• [MATERIALS PROVIDED]

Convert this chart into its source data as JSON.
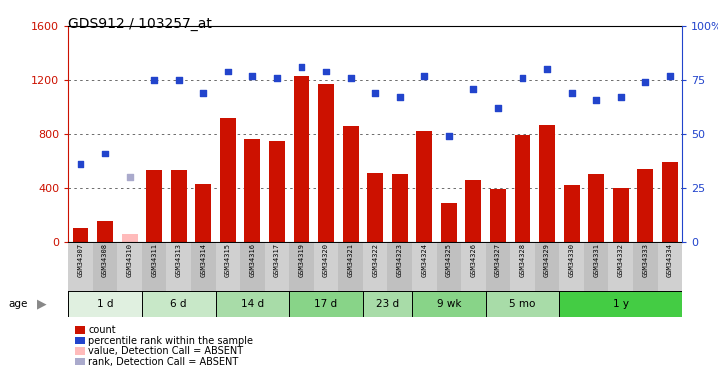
{
  "title": "GDS912 / 103257_at",
  "samples": [
    "GSM34307",
    "GSM34308",
    "GSM34310",
    "GSM34311",
    "GSM34313",
    "GSM34314",
    "GSM34315",
    "GSM34316",
    "GSM34317",
    "GSM34319",
    "GSM34320",
    "GSM34321",
    "GSM34322",
    "GSM34323",
    "GSM34324",
    "GSM34325",
    "GSM34326",
    "GSM34327",
    "GSM34328",
    "GSM34329",
    "GSM34330",
    "GSM34331",
    "GSM34332",
    "GSM34333",
    "GSM34334"
  ],
  "counts": [
    100,
    155,
    60,
    530,
    530,
    430,
    920,
    760,
    750,
    1230,
    1170,
    860,
    510,
    500,
    820,
    290,
    460,
    390,
    790,
    870,
    420,
    500,
    400,
    540,
    590
  ],
  "absent_count_indices": [
    2
  ],
  "ranks_pct": [
    36,
    41,
    30,
    75,
    75,
    69,
    79,
    77,
    76,
    81,
    79,
    76,
    69,
    67,
    77,
    49,
    71,
    62,
    76,
    80,
    69,
    66,
    67,
    74,
    77
  ],
  "absent_rank_indices": [
    2
  ],
  "age_groups": [
    {
      "label": "1 d",
      "start": 0,
      "end": 3,
      "color": "#e0f0e0"
    },
    {
      "label": "6 d",
      "start": 3,
      "end": 6,
      "color": "#c8e8c8"
    },
    {
      "label": "14 d",
      "start": 6,
      "end": 9,
      "color": "#a8dca8"
    },
    {
      "label": "17 d",
      "start": 9,
      "end": 12,
      "color": "#88d488"
    },
    {
      "label": "23 d",
      "start": 12,
      "end": 14,
      "color": "#a8dca8"
    },
    {
      "label": "9 wk",
      "start": 14,
      "end": 17,
      "color": "#88d488"
    },
    {
      "label": "5 mo",
      "start": 17,
      "end": 20,
      "color": "#a8dca8"
    },
    {
      "label": "1 y",
      "start": 20,
      "end": 25,
      "color": "#44cc44"
    }
  ],
  "ylim_left": [
    0,
    1600
  ],
  "ylim_right": [
    0,
    100
  ],
  "yticks_left": [
    0,
    400,
    800,
    1200,
    1600
  ],
  "yticks_right": [
    0,
    25,
    50,
    75,
    100
  ],
  "ytick_right_labels": [
    "0",
    "25",
    "50",
    "75",
    "100%"
  ],
  "bar_color": "#cc1100",
  "absent_bar_color": "#ffbbbb",
  "dot_color": "#2244cc",
  "absent_dot_color": "#aaaacc",
  "bg_color": "#ffffff",
  "grid_color": "#555555",
  "label_bg_even": "#d0d0d0",
  "label_bg_odd": "#c0c0c0",
  "legend_items": [
    {
      "label": "count",
      "color": "#cc1100"
    },
    {
      "label": "percentile rank within the sample",
      "color": "#2244cc"
    },
    {
      "label": "value, Detection Call = ABSENT",
      "color": "#ffbbbb"
    },
    {
      "label": "rank, Detection Call = ABSENT",
      "color": "#aaaacc"
    }
  ]
}
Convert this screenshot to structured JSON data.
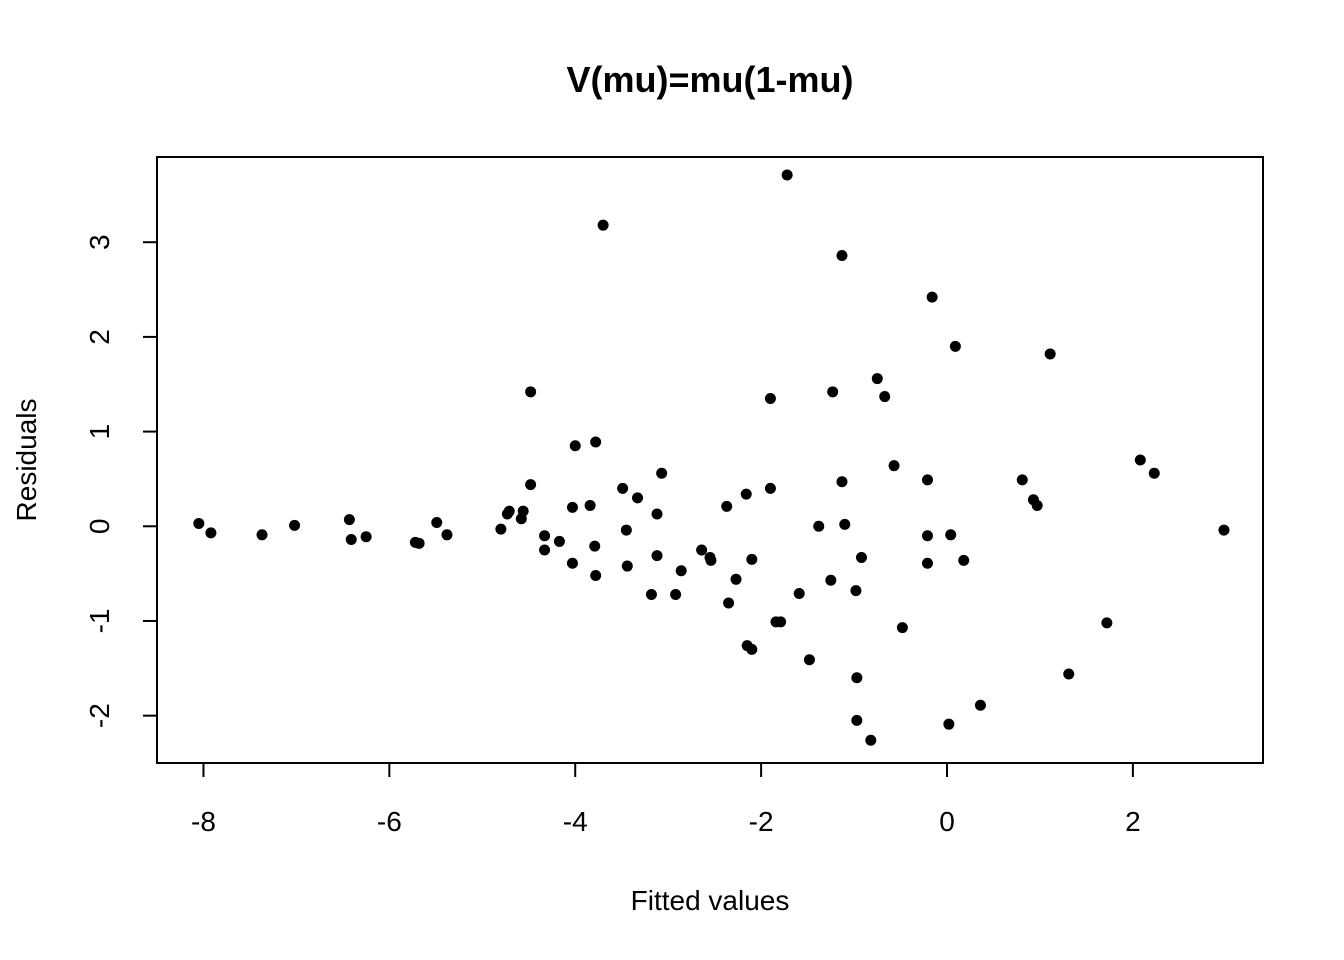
{
  "chart_data": {
    "type": "scatter",
    "title": "V(mu)=mu(1-mu)",
    "xlabel": "Fitted values",
    "ylabel": "Residuals",
    "xlim": [
      -8.5,
      3.4
    ],
    "ylim": [
      -2.5,
      3.9
    ],
    "x_ticks": [
      -8,
      -6,
      -4,
      -2,
      0,
      2
    ],
    "x_tick_labels": [
      "-8",
      "-6",
      "-4",
      "-2",
      "0",
      "2"
    ],
    "y_ticks": [
      -2,
      -1,
      0,
      1,
      2,
      3
    ],
    "y_tick_labels": [
      "-2",
      "-1",
      "0",
      "1",
      "2",
      "3"
    ],
    "grid": false,
    "marker_color": "#000000",
    "points": [
      {
        "x": -8.05,
        "y": 0.03
      },
      {
        "x": -7.92,
        "y": -0.07
      },
      {
        "x": -7.37,
        "y": -0.09
      },
      {
        "x": -7.02,
        "y": 0.01
      },
      {
        "x": -6.43,
        "y": 0.07
      },
      {
        "x": -6.41,
        "y": -0.14
      },
      {
        "x": -6.25,
        "y": -0.11
      },
      {
        "x": -5.72,
        "y": -0.17
      },
      {
        "x": -5.68,
        "y": -0.18
      },
      {
        "x": -5.49,
        "y": 0.04
      },
      {
        "x": -5.38,
        "y": -0.09
      },
      {
        "x": -4.8,
        "y": -0.03
      },
      {
        "x": -4.73,
        "y": 0.13
      },
      {
        "x": -4.71,
        "y": 0.16
      },
      {
        "x": -4.58,
        "y": 0.08
      },
      {
        "x": -4.56,
        "y": 0.16
      },
      {
        "x": -4.48,
        "y": 1.42
      },
      {
        "x": -4.48,
        "y": 0.44
      },
      {
        "x": -4.33,
        "y": -0.1
      },
      {
        "x": -4.33,
        "y": -0.25
      },
      {
        "x": -4.17,
        "y": -0.16
      },
      {
        "x": -4.03,
        "y": 0.2
      },
      {
        "x": -4.03,
        "y": -0.39
      },
      {
        "x": -4.0,
        "y": 0.85
      },
      {
        "x": -3.84,
        "y": 0.22
      },
      {
        "x": -3.79,
        "y": -0.21
      },
      {
        "x": -3.78,
        "y": 0.89
      },
      {
        "x": -3.78,
        "y": -0.52
      },
      {
        "x": -3.7,
        "y": 3.18
      },
      {
        "x": -3.49,
        "y": 0.4
      },
      {
        "x": -3.45,
        "y": -0.04
      },
      {
        "x": -3.44,
        "y": -0.42
      },
      {
        "x": -3.33,
        "y": 0.3
      },
      {
        "x": -3.18,
        "y": -0.72
      },
      {
        "x": -3.12,
        "y": 0.13
      },
      {
        "x": -3.12,
        "y": -0.31
      },
      {
        "x": -3.07,
        "y": 0.56
      },
      {
        "x": -2.92,
        "y": -0.72
      },
      {
        "x": -2.86,
        "y": -0.47
      },
      {
        "x": -2.64,
        "y": -0.25
      },
      {
        "x": -2.55,
        "y": -0.33
      },
      {
        "x": -2.54,
        "y": -0.36
      },
      {
        "x": -2.37,
        "y": 0.21
      },
      {
        "x": -2.35,
        "y": -0.81
      },
      {
        "x": -2.27,
        "y": -0.56
      },
      {
        "x": -2.16,
        "y": 0.34
      },
      {
        "x": -2.15,
        "y": -1.26
      },
      {
        "x": -2.1,
        "y": -1.3
      },
      {
        "x": -2.1,
        "y": -0.35
      },
      {
        "x": -1.9,
        "y": 1.35
      },
      {
        "x": -1.9,
        "y": 0.4
      },
      {
        "x": -1.84,
        "y": -1.01
      },
      {
        "x": -1.79,
        "y": -1.01
      },
      {
        "x": -1.72,
        "y": 3.71
      },
      {
        "x": -1.59,
        "y": -0.71
      },
      {
        "x": -1.48,
        "y": -1.41
      },
      {
        "x": -1.38,
        "y": 0.0
      },
      {
        "x": -1.25,
        "y": -0.57
      },
      {
        "x": -1.23,
        "y": 1.42
      },
      {
        "x": -1.13,
        "y": 2.86
      },
      {
        "x": -1.13,
        "y": 0.47
      },
      {
        "x": -1.1,
        "y": 0.02
      },
      {
        "x": -0.98,
        "y": -0.68
      },
      {
        "x": -0.97,
        "y": -1.6
      },
      {
        "x": -0.97,
        "y": -2.05
      },
      {
        "x": -0.92,
        "y": -0.33
      },
      {
        "x": -0.82,
        "y": -2.26
      },
      {
        "x": -0.75,
        "y": 1.56
      },
      {
        "x": -0.67,
        "y": 1.37
      },
      {
        "x": -0.57,
        "y": 0.64
      },
      {
        "x": -0.48,
        "y": -1.07
      },
      {
        "x": -0.21,
        "y": 0.49
      },
      {
        "x": -0.21,
        "y": -0.1
      },
      {
        "x": -0.21,
        "y": -0.39
      },
      {
        "x": -0.16,
        "y": 2.42
      },
      {
        "x": 0.02,
        "y": -2.09
      },
      {
        "x": 0.04,
        "y": -0.09
      },
      {
        "x": 0.09,
        "y": 1.9
      },
      {
        "x": 0.18,
        "y": -0.36
      },
      {
        "x": 0.36,
        "y": -1.89
      },
      {
        "x": 0.81,
        "y": 0.49
      },
      {
        "x": 0.93,
        "y": 0.28
      },
      {
        "x": 0.97,
        "y": 0.22
      },
      {
        "x": 1.11,
        "y": 1.82
      },
      {
        "x": 1.31,
        "y": -1.56
      },
      {
        "x": 1.72,
        "y": -1.02
      },
      {
        "x": 2.08,
        "y": 0.7
      },
      {
        "x": 2.23,
        "y": 0.56
      },
      {
        "x": 2.98,
        "y": -0.04
      }
    ]
  }
}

• [EXERCISE]
Find the lines holding "Convert" and list every one.

• [OUTPUT OF THE EXERCISE]
Convert this chart into its source data as JSON.
Convert this screenshot to structured JSON data.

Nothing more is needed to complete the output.